WHAT IS BEING ASKED:
Transcribe the records that follow. Keep every word exactly, and drop the pictures.

Saved entries:
--------------------------------
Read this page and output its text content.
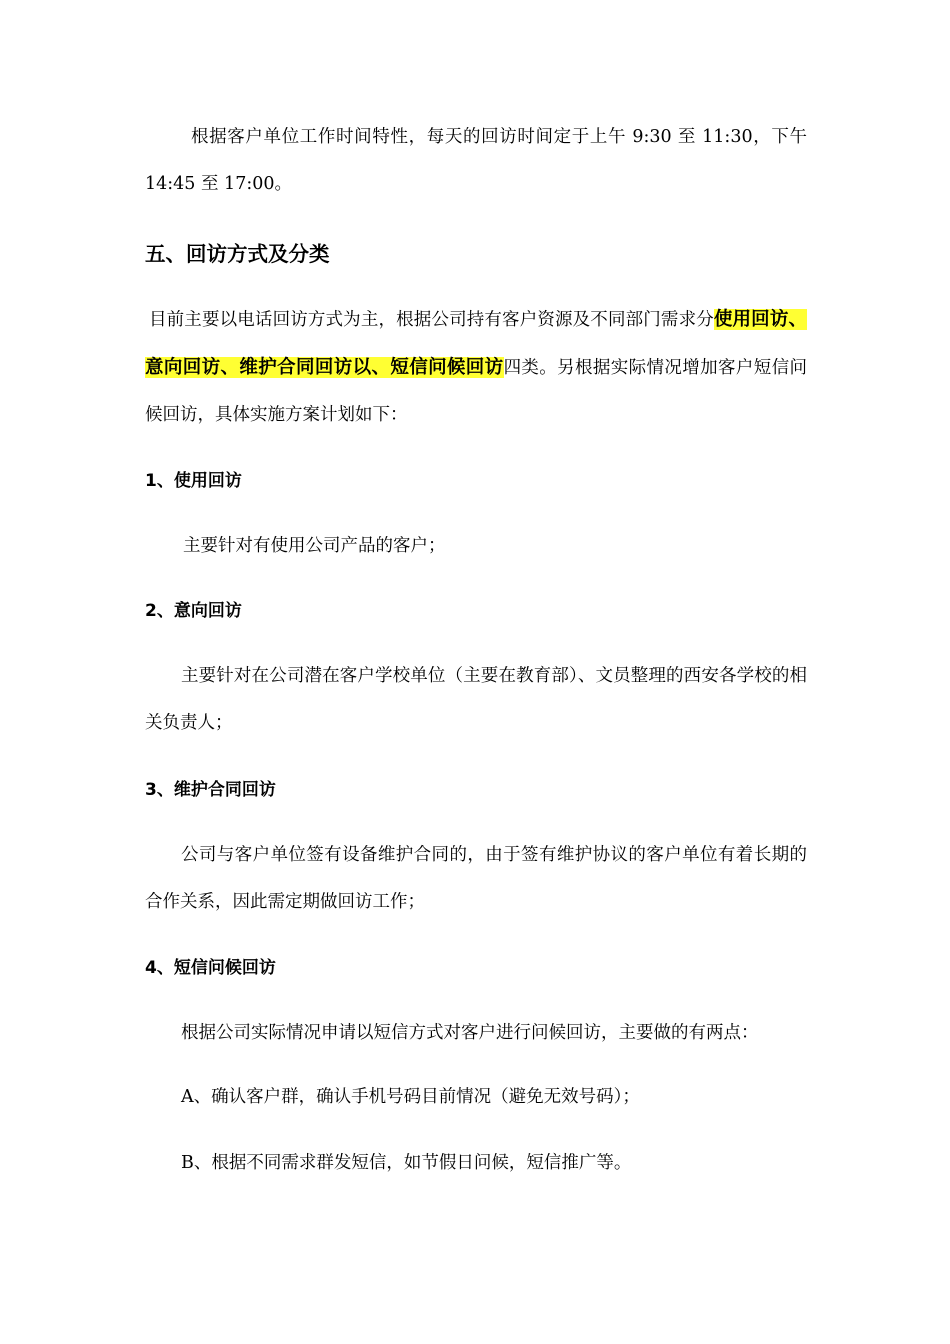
根据客户单位工作时间特性，每天的回访时间定于上午 9:30 至 11:30，下午 14:45 至 17:00。

五、回访方式及分类

目前主要以电话回访方式为主，根据公司持有客户资源及不同部门需求分使用回访、意向回访、维护合同回访以、短信问候回访四类。另根据实际情况增加客户短信问候回访，具体实施方案计划如下：

1、使用回访

主要针对有使用公司产品的客户；

2、意向回访

主要针对在公司潜在客户学校单位（主要在教育部）、文员整理的西安各学校的相关负责人；

3、维护合同回访

公司与客户单位签有设备维护合同的，由于签有维护协议的客户单位有着长期的合作关系，因此需定期做回访工作；

4、短信问候回访

根据公司实际情况申请以短信方式对客户进行问候回访，主要做的有两点：

A、确认客户群，确认手机号码目前情况（避免无效号码）；

B、根据不同需求群发短信，如节假日问候，短信推广等。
--------------------------------
SOLUTION TO THIS PROBLEM:
Read this page and output its text content.
根据客户单位工作时间特性，每天的回访时间定于上午 9:30 至 11:30，下午 14:45 至 17:00。

五、回访方式及分类

目前主要以电话回访方式为主，根据公司持有客户资源及不同部门需求分使用回访、意向回访、维护合同回访以、短信问候回访四类。另根据实际情况增加客户短信问候回访，具体实施方案计划如下：

1、使用回访

主要针对有使用公司产品的客户；

2、意向回访

主要针对在公司潜在客户学校单位（主要在教育部）、文员整理的西安各学校的相关负责人；

3、维护合同回访

公司与客户单位签有设备维护合同的，由于签有维护协议的客户单位有着长期的合作关系，因此需定期做回访工作；

4、短信问候回访

根据公司实际情况申请以短信方式对客户进行问候回访，主要做的有两点：

A、确认客户群，确认手机号码目前情况（避免无效号码）；

B、根据不同需求群发短信，如节假日问候，短信推广等。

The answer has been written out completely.